━━━ THE DATA ━━━

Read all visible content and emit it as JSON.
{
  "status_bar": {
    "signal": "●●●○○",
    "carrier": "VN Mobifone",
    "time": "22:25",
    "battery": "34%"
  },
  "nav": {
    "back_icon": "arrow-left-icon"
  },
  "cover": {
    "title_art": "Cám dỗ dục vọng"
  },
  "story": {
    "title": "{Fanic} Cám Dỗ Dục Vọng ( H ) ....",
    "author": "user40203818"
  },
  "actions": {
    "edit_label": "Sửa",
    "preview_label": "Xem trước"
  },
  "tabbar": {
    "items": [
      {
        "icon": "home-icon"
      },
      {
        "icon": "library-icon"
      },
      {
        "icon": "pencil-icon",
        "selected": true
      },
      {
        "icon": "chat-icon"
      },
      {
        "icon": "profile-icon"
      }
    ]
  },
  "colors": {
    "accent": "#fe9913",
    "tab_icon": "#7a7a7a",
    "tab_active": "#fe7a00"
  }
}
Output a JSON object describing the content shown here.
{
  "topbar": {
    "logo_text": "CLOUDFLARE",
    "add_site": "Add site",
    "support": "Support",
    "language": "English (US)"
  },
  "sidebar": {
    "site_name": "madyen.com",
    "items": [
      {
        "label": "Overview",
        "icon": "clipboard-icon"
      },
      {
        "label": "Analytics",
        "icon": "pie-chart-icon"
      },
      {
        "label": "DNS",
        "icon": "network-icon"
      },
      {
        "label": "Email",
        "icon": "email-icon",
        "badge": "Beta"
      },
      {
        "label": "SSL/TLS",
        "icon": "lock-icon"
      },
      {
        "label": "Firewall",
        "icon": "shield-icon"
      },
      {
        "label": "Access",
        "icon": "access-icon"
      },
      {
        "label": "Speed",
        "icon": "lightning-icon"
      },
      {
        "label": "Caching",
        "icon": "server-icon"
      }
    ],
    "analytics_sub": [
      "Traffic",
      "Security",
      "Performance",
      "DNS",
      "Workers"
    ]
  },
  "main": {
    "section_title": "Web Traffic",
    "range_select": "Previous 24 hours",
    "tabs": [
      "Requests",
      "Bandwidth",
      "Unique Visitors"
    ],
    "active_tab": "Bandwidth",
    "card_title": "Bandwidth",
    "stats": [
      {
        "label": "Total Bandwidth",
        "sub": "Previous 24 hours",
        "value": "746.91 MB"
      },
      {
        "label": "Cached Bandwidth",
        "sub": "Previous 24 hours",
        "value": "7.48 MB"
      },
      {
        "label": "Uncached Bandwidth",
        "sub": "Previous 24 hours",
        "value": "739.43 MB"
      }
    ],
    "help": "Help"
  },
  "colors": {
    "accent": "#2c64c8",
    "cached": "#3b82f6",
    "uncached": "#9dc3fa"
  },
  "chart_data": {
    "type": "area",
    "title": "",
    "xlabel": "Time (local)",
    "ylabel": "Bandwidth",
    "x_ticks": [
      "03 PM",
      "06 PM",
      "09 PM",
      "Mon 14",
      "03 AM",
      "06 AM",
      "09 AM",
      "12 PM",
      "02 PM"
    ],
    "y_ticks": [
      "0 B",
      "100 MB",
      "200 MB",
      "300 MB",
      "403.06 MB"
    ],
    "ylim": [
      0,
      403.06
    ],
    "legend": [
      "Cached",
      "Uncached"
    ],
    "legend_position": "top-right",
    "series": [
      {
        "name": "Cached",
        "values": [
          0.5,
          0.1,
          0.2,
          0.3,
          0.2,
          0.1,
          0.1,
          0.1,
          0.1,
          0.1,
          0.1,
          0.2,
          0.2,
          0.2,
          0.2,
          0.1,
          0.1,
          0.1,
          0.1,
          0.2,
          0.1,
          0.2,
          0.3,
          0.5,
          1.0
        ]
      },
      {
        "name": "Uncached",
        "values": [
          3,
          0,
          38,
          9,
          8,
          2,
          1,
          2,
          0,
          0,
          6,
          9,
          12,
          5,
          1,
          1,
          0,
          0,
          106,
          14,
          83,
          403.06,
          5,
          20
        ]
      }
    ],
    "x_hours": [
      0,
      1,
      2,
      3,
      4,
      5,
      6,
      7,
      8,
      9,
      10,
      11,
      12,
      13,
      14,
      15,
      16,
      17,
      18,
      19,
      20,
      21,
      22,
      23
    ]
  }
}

━━━

WHAT YOU SHOULD DO | Repeat the lines above exactly.

WRITTEN REPLY |
Read all visible content and emit it as JSON.
{
  "status_bar": {
    "signal": "●●●○○",
    "carrier": "VN Mobifone",
    "time": "22:25",
    "battery": "34%"
  },
  "nav": {
    "back_icon": "arrow-left-icon"
  },
  "cover": {
    "title_art": "Cám dỗ dục vọng"
  },
  "story": {
    "title": "{Fanic} Cám Dỗ Dục Vọng ( H ) ....",
    "author": "user40203818"
  },
  "actions": {
    "edit_label": "Sửa",
    "preview_label": "Xem trước"
  },
  "tabbar": {
    "items": [
      {
        "icon": "home-icon"
      },
      {
        "icon": "library-icon"
      },
      {
        "icon": "pencil-icon",
        "selected": true
      },
      {
        "icon": "chat-icon"
      },
      {
        "icon": "profile-icon"
      }
    ]
  },
  "colors": {
    "accent": "#fe9913",
    "tab_icon": "#7a7a7a",
    "tab_active": "#fe7a00"
  }
}
Output a JSON object describing the content shown here.
{
  "topbar": {
    "logo_text": "CLOUDFLARE",
    "add_site": "Add site",
    "support": "Support",
    "language": "English (US)"
  },
  "sidebar": {
    "site_name": "madyen.com",
    "items": [
      {
        "label": "Overview",
        "icon": "clipboard-icon"
      },
      {
        "label": "Analytics",
        "icon": "pie-chart-icon"
      },
      {
        "label": "DNS",
        "icon": "network-icon"
      },
      {
        "label": "Email",
        "icon": "email-icon",
        "badge": "Beta"
      },
      {
        "label": "SSL/TLS",
        "icon": "lock-icon"
      },
      {
        "label": "Firewall",
        "icon": "shield-icon"
      },
      {
        "label": "Access",
        "icon": "access-icon"
      },
      {
        "label": "Speed",
        "icon": "lightning-icon"
      },
      {
        "label": "Caching",
        "icon": "server-icon"
      }
    ],
    "analytics_sub": [
      "Traffic",
      "Security",
      "Performance",
      "DNS",
      "Workers"
    ]
  },
  "main": {
    "section_title": "Web Traffic",
    "range_select": "Previous 24 hours",
    "tabs": [
      "Requests",
      "Bandwidth",
      "Unique Visitors"
    ],
    "active_tab": "Bandwidth",
    "card_title": "Bandwidth",
    "stats": [
      {
        "label": "Total Bandwidth",
        "sub": "Previous 24 hours",
        "value": "746.91 MB"
      },
      {
        "label": "Cached Bandwidth",
        "sub": "Previous 24 hours",
        "value": "7.48 MB"
      },
      {
        "label": "Uncached Bandwidth",
        "sub": "Previous 24 hours",
        "value": "739.43 MB"
      }
    ],
    "help": "Help"
  },
  "colors": {
    "accent": "#2c64c8",
    "cached": "#3b82f6",
    "uncached": "#9dc3fa"
  },
  "chart_data": {
    "type": "area",
    "title": "",
    "xlabel": "Time (local)",
    "ylabel": "Bandwidth",
    "x_ticks": [
      "03 PM",
      "06 PM",
      "09 PM",
      "Mon 14",
      "03 AM",
      "06 AM",
      "09 AM",
      "12 PM",
      "02 PM"
    ],
    "y_ticks": [
      "0 B",
      "100 MB",
      "200 MB",
      "300 MB",
      "403.06 MB"
    ],
    "ylim": [
      0,
      403.06
    ],
    "legend": [
      "Cached",
      "Uncached"
    ],
    "legend_position": "top-right",
    "series": [
      {
        "name": "Cached",
        "values": [
          0.5,
          0.1,
          0.2,
          0.3,
          0.2,
          0.1,
          0.1,
          0.1,
          0.1,
          0.1,
          0.1,
          0.2,
          0.2,
          0.2,
          0.2,
          0.1,
          0.1,
          0.1,
          0.1,
          0.2,
          0.1,
          0.2,
          0.3,
          0.5,
          1.0
        ]
      },
      {
        "name": "Uncached",
        "values": [
          3,
          0,
          38,
          9,
          8,
          2,
          1,
          2,
          0,
          0,
          6,
          9,
          12,
          5,
          1,
          1,
          0,
          0,
          106,
          14,
          83,
          403.06,
          5,
          20
        ]
      }
    ],
    "x_hours": [
      0,
      1,
      2,
      3,
      4,
      5,
      6,
      7,
      8,
      9,
      10,
      11,
      12,
      13,
      14,
      15,
      16,
      17,
      18,
      19,
      20,
      21,
      22,
      23
    ]
  }
}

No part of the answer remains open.